Stored data ▸
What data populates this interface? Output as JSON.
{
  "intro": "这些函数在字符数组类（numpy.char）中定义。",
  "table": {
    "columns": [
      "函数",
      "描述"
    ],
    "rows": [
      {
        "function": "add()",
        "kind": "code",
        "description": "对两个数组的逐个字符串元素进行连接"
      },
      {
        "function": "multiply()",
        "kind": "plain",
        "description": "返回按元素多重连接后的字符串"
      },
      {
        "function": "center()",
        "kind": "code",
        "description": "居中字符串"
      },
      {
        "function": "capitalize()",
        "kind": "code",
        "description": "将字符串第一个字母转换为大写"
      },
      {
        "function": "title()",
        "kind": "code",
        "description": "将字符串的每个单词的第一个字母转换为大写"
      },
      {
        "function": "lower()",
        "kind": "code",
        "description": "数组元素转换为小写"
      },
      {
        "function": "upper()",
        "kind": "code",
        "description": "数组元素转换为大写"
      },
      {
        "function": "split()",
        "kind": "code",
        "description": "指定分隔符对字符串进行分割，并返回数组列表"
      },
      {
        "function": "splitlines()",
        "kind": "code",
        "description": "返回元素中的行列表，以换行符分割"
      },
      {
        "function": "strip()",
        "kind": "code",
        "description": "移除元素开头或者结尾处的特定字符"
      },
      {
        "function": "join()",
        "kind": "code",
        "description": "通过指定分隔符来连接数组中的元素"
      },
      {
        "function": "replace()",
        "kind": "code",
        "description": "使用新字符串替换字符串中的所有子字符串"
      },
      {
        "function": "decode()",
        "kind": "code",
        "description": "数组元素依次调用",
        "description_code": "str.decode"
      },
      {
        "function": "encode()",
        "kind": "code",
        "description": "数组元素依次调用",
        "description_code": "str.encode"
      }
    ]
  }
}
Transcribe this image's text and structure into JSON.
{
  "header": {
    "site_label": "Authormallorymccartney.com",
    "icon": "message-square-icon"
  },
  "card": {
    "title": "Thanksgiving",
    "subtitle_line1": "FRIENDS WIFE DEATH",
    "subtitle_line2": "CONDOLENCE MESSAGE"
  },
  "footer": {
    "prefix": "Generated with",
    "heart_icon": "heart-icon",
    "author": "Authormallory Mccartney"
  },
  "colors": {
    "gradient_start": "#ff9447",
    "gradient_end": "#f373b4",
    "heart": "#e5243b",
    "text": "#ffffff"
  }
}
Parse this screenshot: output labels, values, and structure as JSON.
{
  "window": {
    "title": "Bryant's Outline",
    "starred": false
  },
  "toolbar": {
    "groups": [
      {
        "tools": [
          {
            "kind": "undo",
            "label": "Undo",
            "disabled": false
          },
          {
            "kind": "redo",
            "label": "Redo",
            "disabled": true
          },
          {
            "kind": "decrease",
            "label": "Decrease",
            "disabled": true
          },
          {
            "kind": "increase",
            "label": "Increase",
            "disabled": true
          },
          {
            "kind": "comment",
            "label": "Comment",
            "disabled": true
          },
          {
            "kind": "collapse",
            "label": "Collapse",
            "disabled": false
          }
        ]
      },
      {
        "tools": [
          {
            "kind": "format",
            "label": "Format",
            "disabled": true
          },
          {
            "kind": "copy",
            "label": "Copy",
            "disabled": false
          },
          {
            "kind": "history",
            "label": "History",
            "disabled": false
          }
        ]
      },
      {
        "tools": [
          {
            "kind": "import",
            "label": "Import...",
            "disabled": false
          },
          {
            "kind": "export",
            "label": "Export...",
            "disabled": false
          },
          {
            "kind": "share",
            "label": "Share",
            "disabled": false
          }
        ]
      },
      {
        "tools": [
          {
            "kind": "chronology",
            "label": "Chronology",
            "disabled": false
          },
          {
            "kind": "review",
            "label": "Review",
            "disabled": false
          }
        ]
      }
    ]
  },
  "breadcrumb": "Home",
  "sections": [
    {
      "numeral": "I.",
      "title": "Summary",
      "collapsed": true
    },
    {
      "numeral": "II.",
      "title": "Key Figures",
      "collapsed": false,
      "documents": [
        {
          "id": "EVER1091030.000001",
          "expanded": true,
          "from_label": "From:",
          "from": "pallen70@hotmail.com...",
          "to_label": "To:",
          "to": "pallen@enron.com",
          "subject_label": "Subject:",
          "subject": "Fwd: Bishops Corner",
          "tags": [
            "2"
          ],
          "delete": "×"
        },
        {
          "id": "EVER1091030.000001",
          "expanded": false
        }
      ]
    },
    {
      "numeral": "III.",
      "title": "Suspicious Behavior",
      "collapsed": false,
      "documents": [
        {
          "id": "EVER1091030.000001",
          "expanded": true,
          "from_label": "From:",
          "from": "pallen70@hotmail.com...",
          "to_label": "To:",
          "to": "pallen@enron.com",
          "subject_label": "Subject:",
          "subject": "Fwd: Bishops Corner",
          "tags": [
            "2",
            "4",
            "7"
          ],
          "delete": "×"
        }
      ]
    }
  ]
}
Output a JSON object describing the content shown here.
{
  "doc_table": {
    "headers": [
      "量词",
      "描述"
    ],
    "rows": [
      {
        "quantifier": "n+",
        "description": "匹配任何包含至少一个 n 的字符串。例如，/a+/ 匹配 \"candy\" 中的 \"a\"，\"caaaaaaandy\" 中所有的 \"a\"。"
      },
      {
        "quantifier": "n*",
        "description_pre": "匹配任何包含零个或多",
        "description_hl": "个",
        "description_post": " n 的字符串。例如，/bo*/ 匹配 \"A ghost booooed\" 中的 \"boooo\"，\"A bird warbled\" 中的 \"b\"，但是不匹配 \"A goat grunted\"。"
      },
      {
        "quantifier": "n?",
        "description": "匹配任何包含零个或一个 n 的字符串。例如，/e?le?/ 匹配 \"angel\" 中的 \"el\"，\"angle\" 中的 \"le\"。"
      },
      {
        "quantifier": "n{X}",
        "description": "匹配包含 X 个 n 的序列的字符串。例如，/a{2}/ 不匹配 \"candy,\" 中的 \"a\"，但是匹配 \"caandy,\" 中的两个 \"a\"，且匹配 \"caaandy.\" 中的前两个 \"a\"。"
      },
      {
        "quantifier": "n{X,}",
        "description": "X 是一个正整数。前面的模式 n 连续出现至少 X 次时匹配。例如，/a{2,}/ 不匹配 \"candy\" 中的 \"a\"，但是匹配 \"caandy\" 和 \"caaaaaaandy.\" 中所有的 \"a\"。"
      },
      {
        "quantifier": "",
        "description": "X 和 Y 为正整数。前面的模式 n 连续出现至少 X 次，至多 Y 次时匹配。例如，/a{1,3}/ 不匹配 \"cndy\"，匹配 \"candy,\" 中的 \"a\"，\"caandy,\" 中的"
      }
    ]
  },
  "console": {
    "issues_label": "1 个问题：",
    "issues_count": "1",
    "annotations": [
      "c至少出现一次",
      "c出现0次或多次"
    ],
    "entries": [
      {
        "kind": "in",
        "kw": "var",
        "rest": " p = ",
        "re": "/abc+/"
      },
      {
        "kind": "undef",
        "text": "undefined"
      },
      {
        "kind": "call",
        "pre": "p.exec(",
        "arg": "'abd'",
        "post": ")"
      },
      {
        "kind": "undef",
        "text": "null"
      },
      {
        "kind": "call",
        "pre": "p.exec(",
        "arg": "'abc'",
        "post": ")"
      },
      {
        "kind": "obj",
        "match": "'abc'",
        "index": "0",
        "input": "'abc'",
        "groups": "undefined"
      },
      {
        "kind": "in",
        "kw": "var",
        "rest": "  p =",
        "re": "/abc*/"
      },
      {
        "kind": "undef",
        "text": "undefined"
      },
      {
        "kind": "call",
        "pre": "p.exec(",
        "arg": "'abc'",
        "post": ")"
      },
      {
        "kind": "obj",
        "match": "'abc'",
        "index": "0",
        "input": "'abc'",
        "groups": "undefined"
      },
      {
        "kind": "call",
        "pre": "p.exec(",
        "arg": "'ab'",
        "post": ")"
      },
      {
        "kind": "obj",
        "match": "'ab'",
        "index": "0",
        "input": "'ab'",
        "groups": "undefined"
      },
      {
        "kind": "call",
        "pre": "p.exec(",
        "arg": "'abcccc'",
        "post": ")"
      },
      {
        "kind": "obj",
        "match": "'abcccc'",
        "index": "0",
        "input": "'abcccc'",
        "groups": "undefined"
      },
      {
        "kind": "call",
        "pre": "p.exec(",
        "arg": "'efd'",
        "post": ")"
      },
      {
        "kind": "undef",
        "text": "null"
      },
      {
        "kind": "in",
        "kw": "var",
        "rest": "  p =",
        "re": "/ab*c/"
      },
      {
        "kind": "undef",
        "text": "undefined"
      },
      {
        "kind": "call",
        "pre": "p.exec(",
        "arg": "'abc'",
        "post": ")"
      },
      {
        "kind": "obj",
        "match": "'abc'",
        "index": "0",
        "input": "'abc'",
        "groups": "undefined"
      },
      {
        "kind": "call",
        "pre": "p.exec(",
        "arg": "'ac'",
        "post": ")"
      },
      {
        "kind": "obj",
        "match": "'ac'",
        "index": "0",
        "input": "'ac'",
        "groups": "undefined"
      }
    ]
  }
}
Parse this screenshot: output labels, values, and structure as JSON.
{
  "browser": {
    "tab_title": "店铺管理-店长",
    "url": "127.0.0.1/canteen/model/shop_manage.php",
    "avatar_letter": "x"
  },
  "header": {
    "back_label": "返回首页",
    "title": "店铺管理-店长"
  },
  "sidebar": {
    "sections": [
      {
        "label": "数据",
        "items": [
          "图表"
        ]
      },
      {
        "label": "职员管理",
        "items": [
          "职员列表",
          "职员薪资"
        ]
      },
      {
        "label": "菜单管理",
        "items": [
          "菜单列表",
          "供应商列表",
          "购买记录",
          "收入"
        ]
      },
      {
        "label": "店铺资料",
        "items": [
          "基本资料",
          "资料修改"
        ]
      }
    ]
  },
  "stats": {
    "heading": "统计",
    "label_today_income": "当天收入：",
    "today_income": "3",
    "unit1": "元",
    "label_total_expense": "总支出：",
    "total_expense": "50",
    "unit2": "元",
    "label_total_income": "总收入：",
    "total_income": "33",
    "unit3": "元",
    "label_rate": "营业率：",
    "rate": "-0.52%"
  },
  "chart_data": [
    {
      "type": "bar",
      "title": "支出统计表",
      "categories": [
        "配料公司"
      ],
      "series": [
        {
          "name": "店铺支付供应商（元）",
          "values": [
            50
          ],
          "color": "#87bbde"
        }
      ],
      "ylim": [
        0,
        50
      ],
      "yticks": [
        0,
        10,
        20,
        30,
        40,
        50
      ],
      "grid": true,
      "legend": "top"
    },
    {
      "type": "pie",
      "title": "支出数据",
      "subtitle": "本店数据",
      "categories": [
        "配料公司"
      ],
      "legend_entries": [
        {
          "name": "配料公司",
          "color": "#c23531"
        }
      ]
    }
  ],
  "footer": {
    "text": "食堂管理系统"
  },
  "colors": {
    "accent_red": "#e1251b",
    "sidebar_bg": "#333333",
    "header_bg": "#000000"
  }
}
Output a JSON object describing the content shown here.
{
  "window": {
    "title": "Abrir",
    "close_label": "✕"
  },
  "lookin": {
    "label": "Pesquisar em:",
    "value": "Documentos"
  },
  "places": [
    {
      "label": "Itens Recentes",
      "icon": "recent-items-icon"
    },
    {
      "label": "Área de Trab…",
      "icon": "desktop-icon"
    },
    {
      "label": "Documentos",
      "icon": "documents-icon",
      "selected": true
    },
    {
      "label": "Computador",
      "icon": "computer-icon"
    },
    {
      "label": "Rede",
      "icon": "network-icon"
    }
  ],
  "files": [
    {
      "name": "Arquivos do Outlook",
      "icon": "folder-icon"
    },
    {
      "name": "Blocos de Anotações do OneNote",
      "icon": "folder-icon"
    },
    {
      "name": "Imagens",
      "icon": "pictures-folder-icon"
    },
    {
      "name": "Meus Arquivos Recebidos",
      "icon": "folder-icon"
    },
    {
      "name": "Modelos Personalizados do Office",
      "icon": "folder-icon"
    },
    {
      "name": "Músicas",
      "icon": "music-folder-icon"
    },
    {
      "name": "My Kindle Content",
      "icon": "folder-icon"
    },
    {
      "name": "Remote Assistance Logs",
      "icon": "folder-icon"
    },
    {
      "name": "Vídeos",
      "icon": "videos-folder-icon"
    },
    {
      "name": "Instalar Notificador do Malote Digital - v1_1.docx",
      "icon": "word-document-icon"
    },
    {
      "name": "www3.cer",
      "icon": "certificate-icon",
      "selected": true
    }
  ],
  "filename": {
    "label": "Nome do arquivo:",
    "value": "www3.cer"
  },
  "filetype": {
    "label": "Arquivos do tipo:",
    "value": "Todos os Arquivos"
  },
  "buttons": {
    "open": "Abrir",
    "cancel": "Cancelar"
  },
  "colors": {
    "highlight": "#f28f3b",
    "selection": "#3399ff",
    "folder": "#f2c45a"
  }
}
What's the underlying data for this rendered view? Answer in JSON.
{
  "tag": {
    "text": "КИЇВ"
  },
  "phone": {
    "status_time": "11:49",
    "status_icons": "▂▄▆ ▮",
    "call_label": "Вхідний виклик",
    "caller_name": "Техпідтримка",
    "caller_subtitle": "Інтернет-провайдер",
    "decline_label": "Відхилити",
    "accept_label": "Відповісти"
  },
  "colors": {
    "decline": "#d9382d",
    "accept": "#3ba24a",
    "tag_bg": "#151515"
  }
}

CHALLENGE ▸ Return only those lines of the records that contain the string "caandy".

OUTPUT FOR THIS EXERCISE ▸
        "description": "匹配包含 X 个 n 的序列的字符串。例如，/a{2}/ 不匹配 \"candy,\" 中的 \"a\"，但是匹配 \"caandy,\" 中的两个 \"a\"，且匹配 \"caaandy.\" 中的前两个 \"a\"。"
        "description": "X 是一个正整数。前面的模式 n 连续出现至少 X 次时匹配。例如，/a{2,}/ 不匹配 \"candy\" 中的 \"a\"，但是匹配 \"caandy\" 和 \"caaaaaaandy.\" 中所有的 \"a\"。"
        "description": "X 和 Y 为正整数。前面的模式 n 连续出现至少 X 次，至多 Y 次时匹配。例如，/a{1,3}/ 不匹配 \"cndy\"，匹配 \"candy,\" 中的 \"a\"，\"caandy,\" 中的"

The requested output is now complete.